-- BEGIN MATERIAL SHOWN --

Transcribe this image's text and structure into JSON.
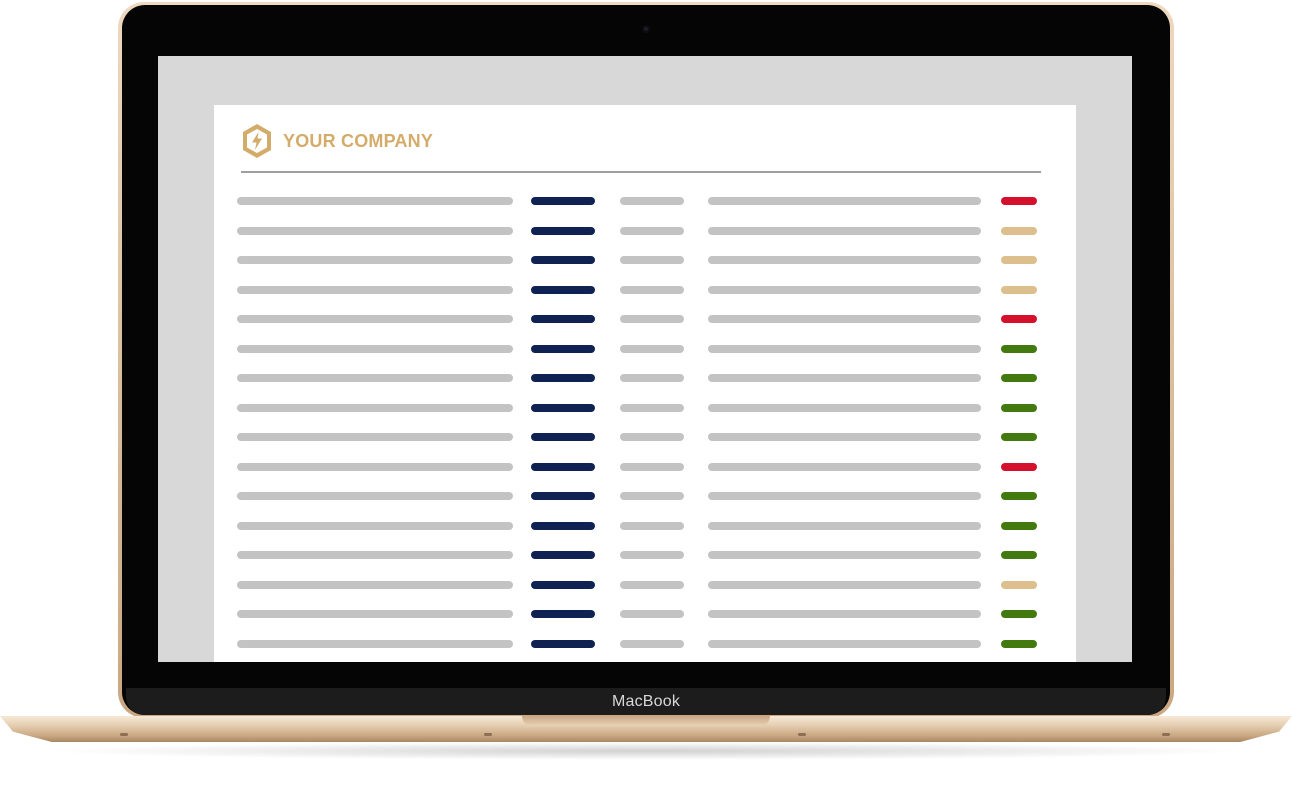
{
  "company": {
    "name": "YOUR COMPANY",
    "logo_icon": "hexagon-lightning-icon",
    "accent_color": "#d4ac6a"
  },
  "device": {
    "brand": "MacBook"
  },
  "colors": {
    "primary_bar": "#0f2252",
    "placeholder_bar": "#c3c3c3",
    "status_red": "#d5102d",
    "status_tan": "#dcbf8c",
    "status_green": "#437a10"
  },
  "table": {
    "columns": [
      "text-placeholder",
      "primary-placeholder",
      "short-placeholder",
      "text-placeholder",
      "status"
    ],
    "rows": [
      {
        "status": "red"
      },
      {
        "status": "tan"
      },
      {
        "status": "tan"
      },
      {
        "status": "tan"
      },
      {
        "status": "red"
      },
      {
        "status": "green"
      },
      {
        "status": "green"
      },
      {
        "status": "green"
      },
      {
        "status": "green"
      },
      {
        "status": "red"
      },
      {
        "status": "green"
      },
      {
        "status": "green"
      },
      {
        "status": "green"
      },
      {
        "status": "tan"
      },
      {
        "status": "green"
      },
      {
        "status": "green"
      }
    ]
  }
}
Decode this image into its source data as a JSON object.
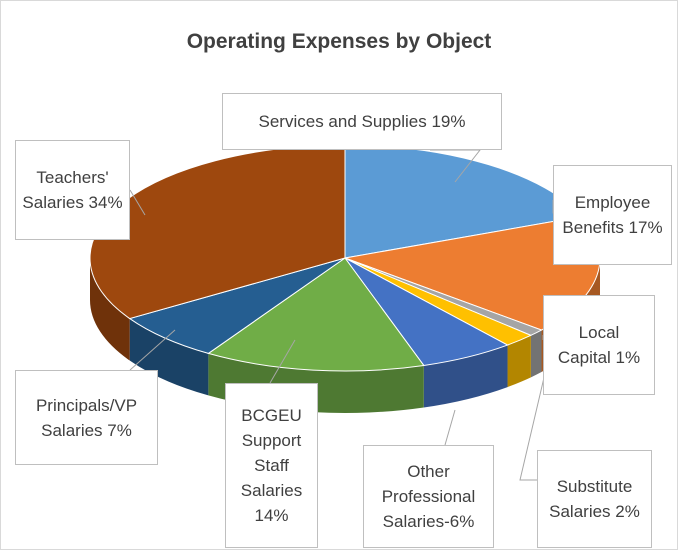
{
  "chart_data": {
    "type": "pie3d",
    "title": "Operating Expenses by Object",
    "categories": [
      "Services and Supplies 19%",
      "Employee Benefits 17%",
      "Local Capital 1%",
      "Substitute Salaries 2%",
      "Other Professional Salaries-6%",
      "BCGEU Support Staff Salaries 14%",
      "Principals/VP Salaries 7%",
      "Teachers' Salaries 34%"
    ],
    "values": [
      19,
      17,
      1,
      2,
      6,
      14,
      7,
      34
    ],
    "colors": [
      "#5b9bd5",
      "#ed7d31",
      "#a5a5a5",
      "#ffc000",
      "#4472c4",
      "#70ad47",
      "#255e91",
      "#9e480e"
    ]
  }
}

-- END MATERIAL SHOWN --

GOAL → Your task is to give again, unchanged, the lines from the line that contains "Decode this image" to the end of the records. Include both end lines but no pictures.

COMPLETED TASK →
Decode this image into its source data as a JSON object.
{
  "chart_data": {
    "type": "pie3d",
    "title": "Operating Expenses by Object",
    "categories": [
      "Services and Supplies 19%",
      "Employee Benefits 17%",
      "Local Capital 1%",
      "Substitute Salaries 2%",
      "Other Professional Salaries-6%",
      "BCGEU Support Staff Salaries 14%",
      "Principals/VP Salaries 7%",
      "Teachers' Salaries 34%"
    ],
    "values": [
      19,
      17,
      1,
      2,
      6,
      14,
      7,
      34
    ],
    "colors": [
      "#5b9bd5",
      "#ed7d31",
      "#a5a5a5",
      "#ffc000",
      "#4472c4",
      "#70ad47",
      "#255e91",
      "#9e480e"
    ]
  }
}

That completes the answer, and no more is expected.